Stated exercise: Show every line containing "text" by copying it.

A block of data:
>>>

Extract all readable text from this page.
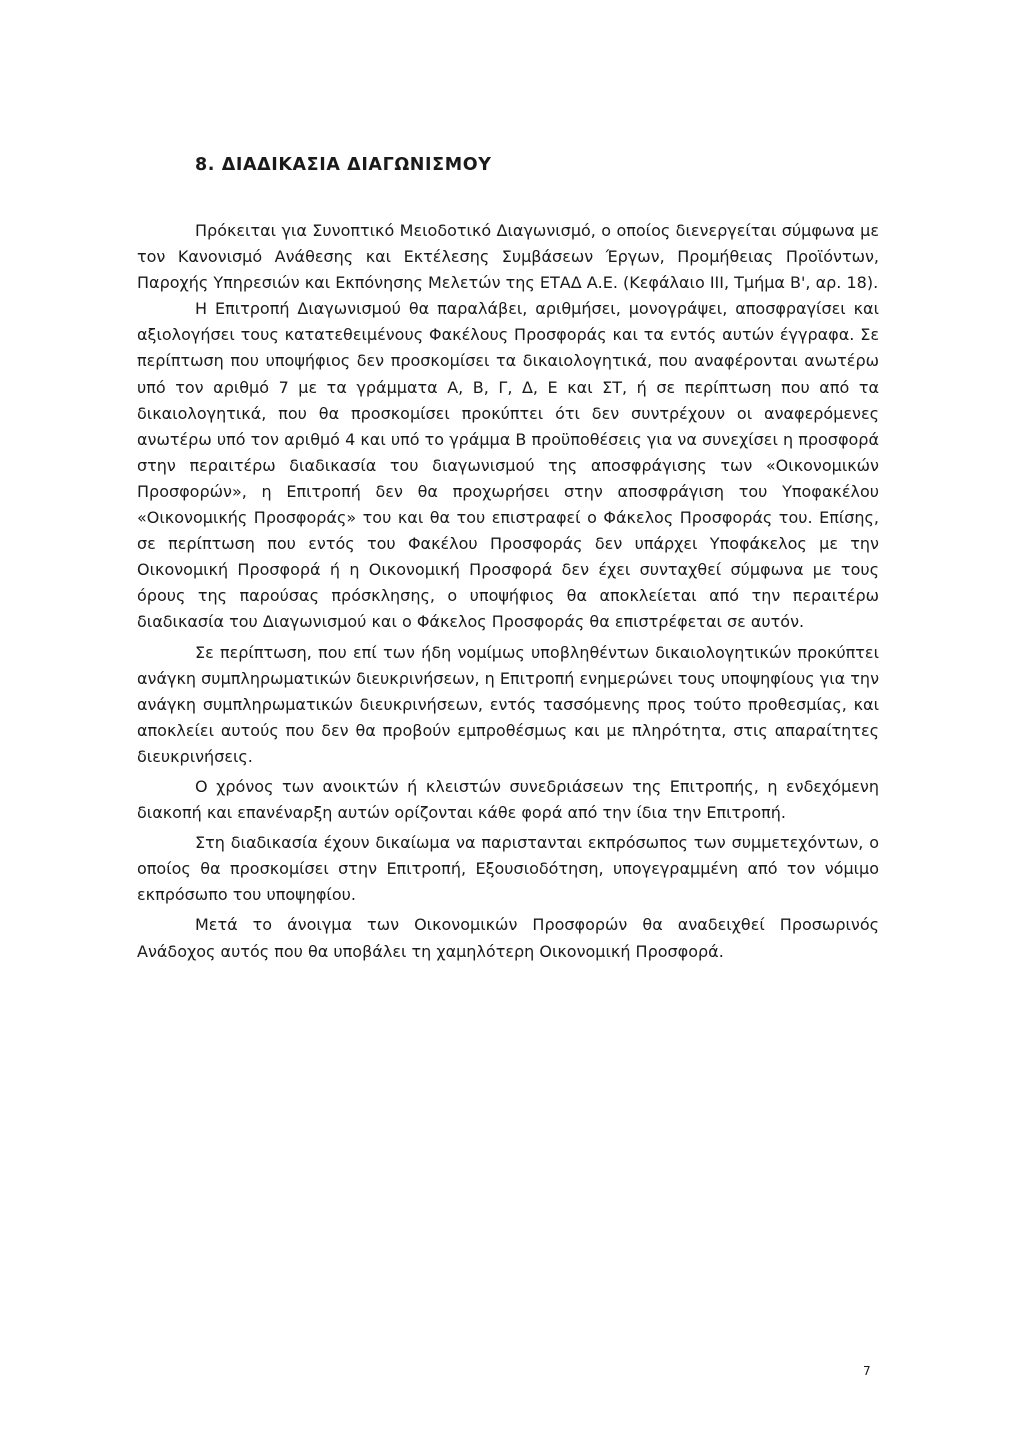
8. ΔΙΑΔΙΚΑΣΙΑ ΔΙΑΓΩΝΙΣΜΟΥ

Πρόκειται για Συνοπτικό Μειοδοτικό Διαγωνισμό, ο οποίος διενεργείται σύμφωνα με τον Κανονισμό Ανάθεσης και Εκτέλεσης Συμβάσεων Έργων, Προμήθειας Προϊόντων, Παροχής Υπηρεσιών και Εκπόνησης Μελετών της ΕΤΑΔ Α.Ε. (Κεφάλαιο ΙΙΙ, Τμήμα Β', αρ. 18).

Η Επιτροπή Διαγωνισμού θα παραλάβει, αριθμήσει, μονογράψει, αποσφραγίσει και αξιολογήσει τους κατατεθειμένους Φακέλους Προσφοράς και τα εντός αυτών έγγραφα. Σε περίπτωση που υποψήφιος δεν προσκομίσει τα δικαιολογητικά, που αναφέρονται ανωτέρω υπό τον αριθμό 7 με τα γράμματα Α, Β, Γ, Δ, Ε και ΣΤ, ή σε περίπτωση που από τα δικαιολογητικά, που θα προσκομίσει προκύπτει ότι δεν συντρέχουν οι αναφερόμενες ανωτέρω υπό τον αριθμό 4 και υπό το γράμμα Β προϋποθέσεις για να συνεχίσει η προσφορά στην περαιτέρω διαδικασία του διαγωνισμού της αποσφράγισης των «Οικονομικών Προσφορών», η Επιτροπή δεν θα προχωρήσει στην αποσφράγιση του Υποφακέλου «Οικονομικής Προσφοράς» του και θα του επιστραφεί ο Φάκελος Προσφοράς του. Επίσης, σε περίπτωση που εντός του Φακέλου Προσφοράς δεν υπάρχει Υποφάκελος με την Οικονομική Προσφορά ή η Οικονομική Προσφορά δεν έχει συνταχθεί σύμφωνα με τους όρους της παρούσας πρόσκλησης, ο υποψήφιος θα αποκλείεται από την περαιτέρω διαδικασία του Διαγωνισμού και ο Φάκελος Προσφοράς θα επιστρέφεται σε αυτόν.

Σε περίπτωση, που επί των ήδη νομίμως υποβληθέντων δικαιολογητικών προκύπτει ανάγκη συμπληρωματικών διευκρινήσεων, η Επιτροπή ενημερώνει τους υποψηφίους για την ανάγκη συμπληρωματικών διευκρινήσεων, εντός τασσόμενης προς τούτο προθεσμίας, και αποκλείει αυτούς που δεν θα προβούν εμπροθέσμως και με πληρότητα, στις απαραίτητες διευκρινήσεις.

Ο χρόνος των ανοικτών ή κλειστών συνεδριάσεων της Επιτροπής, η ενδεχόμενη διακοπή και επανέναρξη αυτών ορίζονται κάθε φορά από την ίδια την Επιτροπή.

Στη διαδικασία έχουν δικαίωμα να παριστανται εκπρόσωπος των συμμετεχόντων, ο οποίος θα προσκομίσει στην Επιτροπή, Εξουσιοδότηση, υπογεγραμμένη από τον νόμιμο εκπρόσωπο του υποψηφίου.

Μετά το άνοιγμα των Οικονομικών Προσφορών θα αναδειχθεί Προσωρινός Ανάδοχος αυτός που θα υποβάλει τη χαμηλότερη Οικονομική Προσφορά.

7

<<<
>>>

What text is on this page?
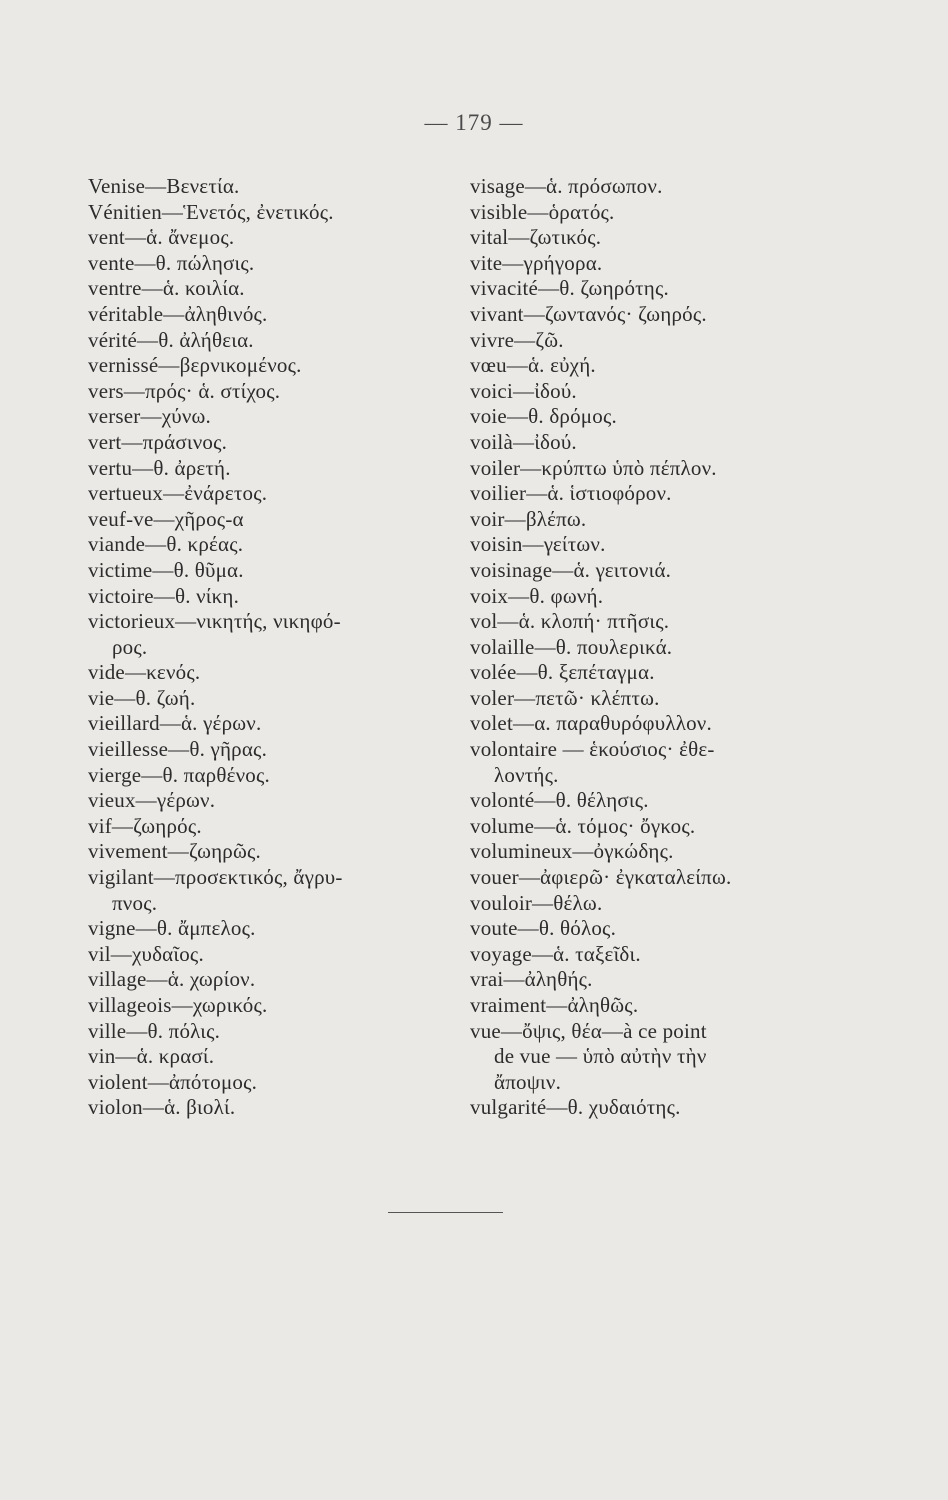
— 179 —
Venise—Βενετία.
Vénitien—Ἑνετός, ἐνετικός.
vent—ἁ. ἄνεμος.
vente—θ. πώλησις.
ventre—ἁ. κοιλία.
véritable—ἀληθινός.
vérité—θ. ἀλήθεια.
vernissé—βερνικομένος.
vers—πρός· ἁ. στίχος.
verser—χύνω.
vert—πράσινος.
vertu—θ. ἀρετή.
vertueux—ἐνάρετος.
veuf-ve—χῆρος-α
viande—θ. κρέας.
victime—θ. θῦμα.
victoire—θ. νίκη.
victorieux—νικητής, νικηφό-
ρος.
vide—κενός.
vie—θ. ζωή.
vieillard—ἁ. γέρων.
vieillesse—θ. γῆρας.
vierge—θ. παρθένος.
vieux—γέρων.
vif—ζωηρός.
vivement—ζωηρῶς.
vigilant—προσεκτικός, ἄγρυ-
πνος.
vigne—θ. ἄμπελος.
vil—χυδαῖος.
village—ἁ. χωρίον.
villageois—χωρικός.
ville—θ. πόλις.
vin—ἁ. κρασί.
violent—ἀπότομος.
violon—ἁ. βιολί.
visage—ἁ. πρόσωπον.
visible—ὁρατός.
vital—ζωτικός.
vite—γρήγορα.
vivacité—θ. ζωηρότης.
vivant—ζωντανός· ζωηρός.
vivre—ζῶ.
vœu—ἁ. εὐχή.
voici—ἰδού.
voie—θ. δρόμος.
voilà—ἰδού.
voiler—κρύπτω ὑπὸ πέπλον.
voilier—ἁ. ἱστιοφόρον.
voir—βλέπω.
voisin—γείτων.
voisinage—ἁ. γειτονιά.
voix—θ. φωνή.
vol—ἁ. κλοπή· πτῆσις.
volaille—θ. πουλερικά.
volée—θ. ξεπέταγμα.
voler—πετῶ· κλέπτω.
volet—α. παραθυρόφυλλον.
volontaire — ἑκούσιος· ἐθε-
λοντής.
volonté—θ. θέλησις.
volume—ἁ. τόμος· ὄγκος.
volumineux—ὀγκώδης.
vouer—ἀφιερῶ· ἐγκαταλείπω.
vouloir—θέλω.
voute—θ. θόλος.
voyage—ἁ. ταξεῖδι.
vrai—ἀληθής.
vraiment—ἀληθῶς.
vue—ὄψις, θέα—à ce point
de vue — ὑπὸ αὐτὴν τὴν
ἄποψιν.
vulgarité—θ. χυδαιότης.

<<<

Written solution:
Extract all readable text from this page.
What text is on this page?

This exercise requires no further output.